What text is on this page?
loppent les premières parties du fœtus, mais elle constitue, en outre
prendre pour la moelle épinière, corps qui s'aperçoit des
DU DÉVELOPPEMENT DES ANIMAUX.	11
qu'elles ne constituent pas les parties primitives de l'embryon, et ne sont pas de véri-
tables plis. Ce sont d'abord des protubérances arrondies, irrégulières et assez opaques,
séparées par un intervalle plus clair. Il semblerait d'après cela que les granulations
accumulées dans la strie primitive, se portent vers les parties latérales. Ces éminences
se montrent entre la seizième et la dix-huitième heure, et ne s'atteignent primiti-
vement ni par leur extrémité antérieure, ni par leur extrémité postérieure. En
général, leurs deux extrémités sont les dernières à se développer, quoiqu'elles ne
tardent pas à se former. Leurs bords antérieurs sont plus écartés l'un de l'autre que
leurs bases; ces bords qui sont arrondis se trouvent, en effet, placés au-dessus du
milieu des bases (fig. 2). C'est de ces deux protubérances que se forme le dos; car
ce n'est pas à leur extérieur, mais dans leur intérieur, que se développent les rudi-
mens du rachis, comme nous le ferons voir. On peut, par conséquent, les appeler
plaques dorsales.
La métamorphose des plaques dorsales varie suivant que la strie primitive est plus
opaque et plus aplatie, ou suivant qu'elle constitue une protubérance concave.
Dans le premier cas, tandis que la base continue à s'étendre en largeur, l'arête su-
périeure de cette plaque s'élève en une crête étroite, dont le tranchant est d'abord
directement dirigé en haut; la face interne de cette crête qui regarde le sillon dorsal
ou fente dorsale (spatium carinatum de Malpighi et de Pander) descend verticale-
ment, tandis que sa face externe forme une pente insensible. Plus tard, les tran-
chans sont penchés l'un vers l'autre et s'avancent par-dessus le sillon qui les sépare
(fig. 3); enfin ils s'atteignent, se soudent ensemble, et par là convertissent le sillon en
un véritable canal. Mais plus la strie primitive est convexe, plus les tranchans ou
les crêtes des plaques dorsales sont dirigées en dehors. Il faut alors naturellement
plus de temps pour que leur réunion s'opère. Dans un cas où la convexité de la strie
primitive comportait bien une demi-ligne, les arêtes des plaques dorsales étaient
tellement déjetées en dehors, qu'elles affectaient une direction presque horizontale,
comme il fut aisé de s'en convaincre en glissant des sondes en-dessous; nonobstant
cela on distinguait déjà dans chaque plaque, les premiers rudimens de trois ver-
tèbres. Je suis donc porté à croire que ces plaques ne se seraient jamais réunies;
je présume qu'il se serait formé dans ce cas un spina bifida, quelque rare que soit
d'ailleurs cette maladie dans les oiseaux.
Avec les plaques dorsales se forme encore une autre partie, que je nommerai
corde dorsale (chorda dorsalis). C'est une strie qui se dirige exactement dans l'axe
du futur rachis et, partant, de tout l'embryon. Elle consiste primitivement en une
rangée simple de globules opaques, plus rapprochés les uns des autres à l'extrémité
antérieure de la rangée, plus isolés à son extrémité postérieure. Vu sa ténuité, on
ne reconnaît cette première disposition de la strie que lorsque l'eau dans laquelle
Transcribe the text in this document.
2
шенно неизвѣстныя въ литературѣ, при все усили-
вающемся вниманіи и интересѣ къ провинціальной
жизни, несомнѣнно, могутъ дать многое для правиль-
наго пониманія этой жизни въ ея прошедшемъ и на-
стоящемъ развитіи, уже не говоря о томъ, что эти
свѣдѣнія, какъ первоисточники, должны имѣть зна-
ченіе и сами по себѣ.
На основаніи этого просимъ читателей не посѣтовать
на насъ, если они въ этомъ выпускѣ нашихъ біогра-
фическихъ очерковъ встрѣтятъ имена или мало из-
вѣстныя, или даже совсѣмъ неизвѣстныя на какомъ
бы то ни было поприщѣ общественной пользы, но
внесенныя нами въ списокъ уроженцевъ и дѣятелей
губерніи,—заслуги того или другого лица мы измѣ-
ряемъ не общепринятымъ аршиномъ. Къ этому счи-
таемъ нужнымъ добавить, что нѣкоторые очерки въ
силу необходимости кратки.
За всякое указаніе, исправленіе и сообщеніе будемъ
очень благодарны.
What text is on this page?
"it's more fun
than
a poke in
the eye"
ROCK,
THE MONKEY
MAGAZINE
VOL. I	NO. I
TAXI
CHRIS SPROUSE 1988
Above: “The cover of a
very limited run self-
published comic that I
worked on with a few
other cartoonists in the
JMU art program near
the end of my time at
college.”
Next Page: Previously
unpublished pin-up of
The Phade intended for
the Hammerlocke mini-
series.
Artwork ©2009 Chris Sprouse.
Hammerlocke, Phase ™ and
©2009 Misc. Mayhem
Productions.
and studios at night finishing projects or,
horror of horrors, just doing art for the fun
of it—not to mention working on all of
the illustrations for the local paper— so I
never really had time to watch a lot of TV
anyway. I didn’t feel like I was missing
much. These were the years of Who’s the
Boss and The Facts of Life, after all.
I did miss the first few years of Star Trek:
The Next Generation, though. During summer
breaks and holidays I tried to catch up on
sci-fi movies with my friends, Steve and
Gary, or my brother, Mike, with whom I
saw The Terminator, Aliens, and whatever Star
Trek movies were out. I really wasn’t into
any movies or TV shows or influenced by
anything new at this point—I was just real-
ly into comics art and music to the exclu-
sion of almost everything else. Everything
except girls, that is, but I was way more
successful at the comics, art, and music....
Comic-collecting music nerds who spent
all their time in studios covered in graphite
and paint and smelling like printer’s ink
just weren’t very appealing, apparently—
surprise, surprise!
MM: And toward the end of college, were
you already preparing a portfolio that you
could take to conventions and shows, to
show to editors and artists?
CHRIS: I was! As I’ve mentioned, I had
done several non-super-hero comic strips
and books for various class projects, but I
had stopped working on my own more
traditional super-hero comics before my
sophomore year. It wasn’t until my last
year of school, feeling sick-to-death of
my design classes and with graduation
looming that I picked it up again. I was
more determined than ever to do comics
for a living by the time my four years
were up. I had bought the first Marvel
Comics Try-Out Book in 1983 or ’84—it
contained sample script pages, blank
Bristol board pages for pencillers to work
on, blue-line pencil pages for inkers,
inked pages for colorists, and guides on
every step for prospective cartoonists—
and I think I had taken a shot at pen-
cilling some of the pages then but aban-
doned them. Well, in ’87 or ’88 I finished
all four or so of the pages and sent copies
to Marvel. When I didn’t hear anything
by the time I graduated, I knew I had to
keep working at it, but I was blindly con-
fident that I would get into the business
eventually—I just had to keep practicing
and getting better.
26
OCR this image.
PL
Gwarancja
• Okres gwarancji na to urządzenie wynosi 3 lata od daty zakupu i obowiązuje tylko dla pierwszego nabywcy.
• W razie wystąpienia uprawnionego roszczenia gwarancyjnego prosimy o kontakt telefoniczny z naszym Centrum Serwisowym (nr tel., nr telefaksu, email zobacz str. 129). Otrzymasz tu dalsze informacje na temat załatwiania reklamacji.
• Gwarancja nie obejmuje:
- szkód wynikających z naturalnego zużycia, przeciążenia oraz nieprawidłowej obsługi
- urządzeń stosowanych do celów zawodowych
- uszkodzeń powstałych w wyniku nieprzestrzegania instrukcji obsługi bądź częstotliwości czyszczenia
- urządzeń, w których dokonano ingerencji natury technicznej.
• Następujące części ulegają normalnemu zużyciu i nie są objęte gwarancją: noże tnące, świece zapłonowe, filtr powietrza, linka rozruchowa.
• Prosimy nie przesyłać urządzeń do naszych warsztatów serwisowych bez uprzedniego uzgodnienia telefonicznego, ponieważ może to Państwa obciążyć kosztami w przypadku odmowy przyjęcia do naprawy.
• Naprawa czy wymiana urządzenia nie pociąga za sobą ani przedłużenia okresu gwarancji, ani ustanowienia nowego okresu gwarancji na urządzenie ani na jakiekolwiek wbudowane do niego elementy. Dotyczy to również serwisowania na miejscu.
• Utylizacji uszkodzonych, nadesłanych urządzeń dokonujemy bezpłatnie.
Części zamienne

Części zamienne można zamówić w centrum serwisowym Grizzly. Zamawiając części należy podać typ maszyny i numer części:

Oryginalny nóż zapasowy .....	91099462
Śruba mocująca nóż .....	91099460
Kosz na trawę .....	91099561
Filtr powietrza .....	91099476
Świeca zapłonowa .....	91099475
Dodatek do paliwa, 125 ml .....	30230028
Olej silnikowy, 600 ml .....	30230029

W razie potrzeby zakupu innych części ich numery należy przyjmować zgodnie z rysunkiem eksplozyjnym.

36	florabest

#### Given exercise:
Check each line of the entries above for the word "comme". List the ones that have it.

#### The solution:
mens du rachis, comme nous le ferons voir. On peut, par conséquent, les appeler
comme il fut aisé de s'en convaincre en glissant des sondes en-dessous; nonobstant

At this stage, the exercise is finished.